WORK INSTRUCTIONS
Reproduce the entries below in full, word for word.

SOURCE DATA
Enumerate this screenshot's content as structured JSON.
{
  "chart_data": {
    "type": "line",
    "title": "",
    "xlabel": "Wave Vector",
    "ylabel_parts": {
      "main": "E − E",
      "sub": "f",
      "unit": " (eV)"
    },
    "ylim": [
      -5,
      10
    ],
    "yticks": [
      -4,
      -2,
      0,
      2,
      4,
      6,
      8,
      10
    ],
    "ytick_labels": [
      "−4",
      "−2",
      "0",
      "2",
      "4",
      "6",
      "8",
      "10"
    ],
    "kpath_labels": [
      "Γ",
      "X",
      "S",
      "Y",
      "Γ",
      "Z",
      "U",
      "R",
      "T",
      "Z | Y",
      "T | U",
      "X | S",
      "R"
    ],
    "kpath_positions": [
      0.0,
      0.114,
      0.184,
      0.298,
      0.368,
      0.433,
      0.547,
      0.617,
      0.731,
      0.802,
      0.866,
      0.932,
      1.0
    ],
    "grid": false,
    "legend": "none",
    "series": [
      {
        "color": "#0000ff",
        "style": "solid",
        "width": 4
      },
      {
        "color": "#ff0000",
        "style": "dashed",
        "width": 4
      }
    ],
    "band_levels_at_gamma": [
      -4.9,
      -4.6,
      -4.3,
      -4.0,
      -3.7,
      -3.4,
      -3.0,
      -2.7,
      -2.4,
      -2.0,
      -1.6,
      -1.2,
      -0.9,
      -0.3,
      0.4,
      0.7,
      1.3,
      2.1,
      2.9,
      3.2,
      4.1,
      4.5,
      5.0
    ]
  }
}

OUTPUT FOR THIS EXERCISE
Enumerate this screenshot's content as structured JSON.
{
  "chart_data": {
    "type": "line",
    "title": "",
    "xlabel": "Wave Vector",
    "ylabel_parts": {
      "main": "E − E",
      "sub": "f",
      "unit": " (eV)"
    },
    "ylim": [
      -5,
      10
    ],
    "yticks": [
      -4,
      -2,
      0,
      2,
      4,
      6,
      8,
      10
    ],
    "ytick_labels": [
      "−4",
      "−2",
      "0",
      "2",
      "4",
      "6",
      "8",
      "10"
    ],
    "kpath_labels": [
      "Γ",
      "X",
      "S",
      "Y",
      "Γ",
      "Z",
      "U",
      "R",
      "T",
      "Z | Y",
      "T | U",
      "X | S",
      "R"
    ],
    "kpath_positions": [
      0.0,
      0.114,
      0.184,
      0.298,
      0.368,
      0.433,
      0.547,
      0.617,
      0.731,
      0.802,
      0.866,
      0.932,
      1.0
    ],
    "grid": false,
    "legend": "none",
    "series": [
      {
        "color": "#0000ff",
        "style": "solid",
        "width": 4
      },
      {
        "color": "#ff0000",
        "style": "dashed",
        "width": 4
      }
    ],
    "band_levels_at_gamma": [
      -4.9,
      -4.6,
      -4.3,
      -4.0,
      -3.7,
      -3.4,
      -3.0,
      -2.7,
      -2.4,
      -2.0,
      -1.6,
      -1.2,
      -0.9,
      -0.3,
      0.4,
      0.7,
      1.3,
      2.1,
      2.9,
      3.2,
      4.1,
      4.5,
      5.0
    ]
  }
}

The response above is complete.